▶ Problem details:
All of the material below is to be returned exactly.

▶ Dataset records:
══════════
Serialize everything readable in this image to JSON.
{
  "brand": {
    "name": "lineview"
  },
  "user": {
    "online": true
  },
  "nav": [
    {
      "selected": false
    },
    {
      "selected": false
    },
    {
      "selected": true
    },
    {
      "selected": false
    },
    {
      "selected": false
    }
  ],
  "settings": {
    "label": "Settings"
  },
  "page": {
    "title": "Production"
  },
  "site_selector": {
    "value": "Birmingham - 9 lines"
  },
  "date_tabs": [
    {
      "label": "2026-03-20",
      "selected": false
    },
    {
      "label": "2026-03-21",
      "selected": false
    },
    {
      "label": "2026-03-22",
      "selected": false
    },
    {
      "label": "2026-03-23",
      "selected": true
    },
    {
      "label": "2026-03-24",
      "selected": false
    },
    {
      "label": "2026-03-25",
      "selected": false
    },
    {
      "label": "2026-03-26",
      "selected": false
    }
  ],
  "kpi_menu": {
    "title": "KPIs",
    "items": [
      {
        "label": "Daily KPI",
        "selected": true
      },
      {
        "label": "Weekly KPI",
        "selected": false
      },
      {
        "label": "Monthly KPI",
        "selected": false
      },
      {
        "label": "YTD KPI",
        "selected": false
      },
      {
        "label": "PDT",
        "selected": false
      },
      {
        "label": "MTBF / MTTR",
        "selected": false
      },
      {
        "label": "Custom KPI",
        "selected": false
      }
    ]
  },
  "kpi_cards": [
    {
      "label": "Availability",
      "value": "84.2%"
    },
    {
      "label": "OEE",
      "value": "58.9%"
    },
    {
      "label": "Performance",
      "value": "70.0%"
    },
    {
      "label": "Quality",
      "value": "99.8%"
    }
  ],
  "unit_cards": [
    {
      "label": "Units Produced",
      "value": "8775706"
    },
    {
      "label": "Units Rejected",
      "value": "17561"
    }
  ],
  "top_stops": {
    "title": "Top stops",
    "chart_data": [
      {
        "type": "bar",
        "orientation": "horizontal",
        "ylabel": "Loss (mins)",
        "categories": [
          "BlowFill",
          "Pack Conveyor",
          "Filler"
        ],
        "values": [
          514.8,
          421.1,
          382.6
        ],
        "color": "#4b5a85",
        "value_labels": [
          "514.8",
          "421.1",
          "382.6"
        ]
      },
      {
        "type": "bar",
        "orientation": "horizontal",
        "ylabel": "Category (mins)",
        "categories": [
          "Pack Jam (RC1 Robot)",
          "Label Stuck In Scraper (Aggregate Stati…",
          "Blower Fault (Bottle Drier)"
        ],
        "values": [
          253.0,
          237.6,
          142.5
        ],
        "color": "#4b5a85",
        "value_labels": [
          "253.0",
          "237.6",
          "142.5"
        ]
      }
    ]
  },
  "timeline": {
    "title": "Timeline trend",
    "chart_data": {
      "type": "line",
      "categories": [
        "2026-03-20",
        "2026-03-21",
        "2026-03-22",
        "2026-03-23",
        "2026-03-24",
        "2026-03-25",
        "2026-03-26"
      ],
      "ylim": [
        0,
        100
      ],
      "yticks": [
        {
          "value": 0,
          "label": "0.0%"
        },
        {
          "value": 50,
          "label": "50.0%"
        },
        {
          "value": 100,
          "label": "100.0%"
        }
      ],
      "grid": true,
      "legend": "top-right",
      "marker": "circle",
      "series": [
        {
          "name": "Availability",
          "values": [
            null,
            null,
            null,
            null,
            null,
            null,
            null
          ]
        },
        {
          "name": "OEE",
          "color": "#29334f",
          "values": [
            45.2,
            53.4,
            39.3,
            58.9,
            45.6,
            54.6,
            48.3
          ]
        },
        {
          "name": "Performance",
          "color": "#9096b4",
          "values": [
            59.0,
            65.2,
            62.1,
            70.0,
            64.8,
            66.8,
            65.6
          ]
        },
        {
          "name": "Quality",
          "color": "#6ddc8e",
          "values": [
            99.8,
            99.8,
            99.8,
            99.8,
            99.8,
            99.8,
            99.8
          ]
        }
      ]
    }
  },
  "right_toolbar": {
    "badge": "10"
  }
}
══════════
▶ Result for this task:
Serialize everything readable in this image to JSON.
{
  "brand": {
    "name": "lineview"
  },
  "user": {
    "online": true
  },
  "nav": [
    {
      "selected": false
    },
    {
      "selected": false
    },
    {
      "selected": true
    },
    {
      "selected": false
    },
    {
      "selected": false
    }
  ],
  "settings": {
    "label": "Settings"
  },
  "page": {
    "title": "Production"
  },
  "site_selector": {
    "value": "Birmingham - 9 lines"
  },
  "date_tabs": [
    {
      "label": "2026-03-20",
      "selected": false
    },
    {
      "label": "2026-03-21",
      "selected": false
    },
    {
      "label": "2026-03-22",
      "selected": false
    },
    {
      "label": "2026-03-23",
      "selected": true
    },
    {
      "label": "2026-03-24",
      "selected": false
    },
    {
      "label": "2026-03-25",
      "selected": false
    },
    {
      "label": "2026-03-26",
      "selected": false
    }
  ],
  "kpi_menu": {
    "title": "KPIs",
    "items": [
      {
        "label": "Daily KPI",
        "selected": true
      },
      {
        "label": "Weekly KPI",
        "selected": false
      },
      {
        "label": "Monthly KPI",
        "selected": false
      },
      {
        "label": "YTD KPI",
        "selected": false
      },
      {
        "label": "PDT",
        "selected": false
      },
      {
        "label": "MTBF / MTTR",
        "selected": false
      },
      {
        "label": "Custom KPI",
        "selected": false
      }
    ]
  },
  "kpi_cards": [
    {
      "label": "Availability",
      "value": "84.2%"
    },
    {
      "label": "OEE",
      "value": "58.9%"
    },
    {
      "label": "Performance",
      "value": "70.0%"
    },
    {
      "label": "Quality",
      "value": "99.8%"
    }
  ],
  "unit_cards": [
    {
      "label": "Units Produced",
      "value": "8775706"
    },
    {
      "label": "Units Rejected",
      "value": "17561"
    }
  ],
  "top_stops": {
    "title": "Top stops",
    "chart_data": [
      {
        "type": "bar",
        "orientation": "horizontal",
        "ylabel": "Loss (mins)",
        "categories": [
          "BlowFill",
          "Pack Conveyor",
          "Filler"
        ],
        "values": [
          514.8,
          421.1,
          382.6
        ],
        "color": "#4b5a85",
        "value_labels": [
          "514.8",
          "421.1",
          "382.6"
        ]
      },
      {
        "type": "bar",
        "orientation": "horizontal",
        "ylabel": "Category (mins)",
        "categories": [
          "Pack Jam (RC1 Robot)",
          "Label Stuck In Scraper (Aggregate Stati…",
          "Blower Fault (Bottle Drier)"
        ],
        "values": [
          253.0,
          237.6,
          142.5
        ],
        "color": "#4b5a85",
        "value_labels": [
          "253.0",
          "237.6",
          "142.5"
        ]
      }
    ]
  },
  "timeline": {
    "title": "Timeline trend",
    "chart_data": {
      "type": "line",
      "categories": [
        "2026-03-20",
        "2026-03-21",
        "2026-03-22",
        "2026-03-23",
        "2026-03-24",
        "2026-03-25",
        "2026-03-26"
      ],
      "ylim": [
        0,
        100
      ],
      "yticks": [
        {
          "value": 0,
          "label": "0.0%"
        },
        {
          "value": 50,
          "label": "50.0%"
        },
        {
          "value": 100,
          "label": "100.0%"
        }
      ],
      "grid": true,
      "legend": "top-right",
      "marker": "circle",
      "series": [
        {
          "name": "Availability",
          "values": [
            null,
            null,
            null,
            null,
            null,
            null,
            null
          ]
        },
        {
          "name": "OEE",
          "color": "#29334f",
          "values": [
            45.2,
            53.4,
            39.3,
            58.9,
            45.6,
            54.6,
            48.3
          ]
        },
        {
          "name": "Performance",
          "color": "#9096b4",
          "values": [
            59.0,
            65.2,
            62.1,
            70.0,
            64.8,
            66.8,
            65.6
          ]
        },
        {
          "name": "Quality",
          "color": "#6ddc8e",
          "values": [
            99.8,
            99.8,
            99.8,
            99.8,
            99.8,
            99.8,
            99.8
          ]
        }
      ]
    }
  },
  "right_toolbar": {
    "badge": "10"
  }
}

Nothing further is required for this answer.